Set exercise :: Copy every line of the following data that includes the string "such".

[Dataset entries]
[start]
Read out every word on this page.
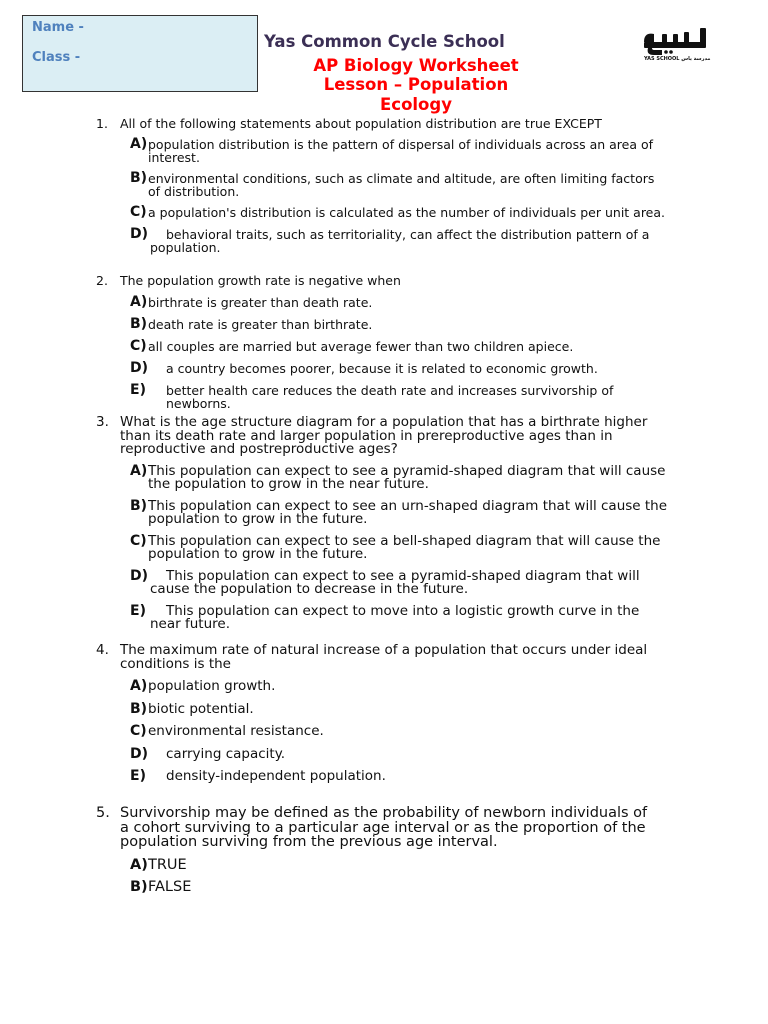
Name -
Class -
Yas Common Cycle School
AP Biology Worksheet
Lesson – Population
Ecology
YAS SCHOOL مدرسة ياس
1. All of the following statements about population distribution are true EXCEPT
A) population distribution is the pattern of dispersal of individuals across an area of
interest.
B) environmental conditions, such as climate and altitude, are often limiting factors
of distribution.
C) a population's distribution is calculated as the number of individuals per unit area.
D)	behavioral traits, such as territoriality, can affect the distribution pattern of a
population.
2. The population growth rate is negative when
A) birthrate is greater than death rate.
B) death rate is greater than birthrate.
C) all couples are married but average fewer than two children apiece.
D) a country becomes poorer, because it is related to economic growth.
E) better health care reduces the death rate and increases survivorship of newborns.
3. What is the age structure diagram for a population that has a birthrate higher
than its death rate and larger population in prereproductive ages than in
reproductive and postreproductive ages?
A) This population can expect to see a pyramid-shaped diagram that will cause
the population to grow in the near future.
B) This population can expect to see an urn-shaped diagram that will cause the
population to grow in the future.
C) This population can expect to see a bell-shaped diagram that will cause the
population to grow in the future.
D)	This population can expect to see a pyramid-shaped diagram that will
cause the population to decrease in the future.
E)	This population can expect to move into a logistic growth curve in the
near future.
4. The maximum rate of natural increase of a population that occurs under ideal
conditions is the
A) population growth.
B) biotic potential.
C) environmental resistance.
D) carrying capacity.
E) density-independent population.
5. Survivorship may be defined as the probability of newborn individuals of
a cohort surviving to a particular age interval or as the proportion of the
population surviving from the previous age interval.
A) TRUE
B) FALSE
[end]
Solution to the exercise ::
B) environmental conditions, such as climate and altitude, are often limiting factors
D)	behavioral traits, such as territoriality, can affect the distribution pattern of a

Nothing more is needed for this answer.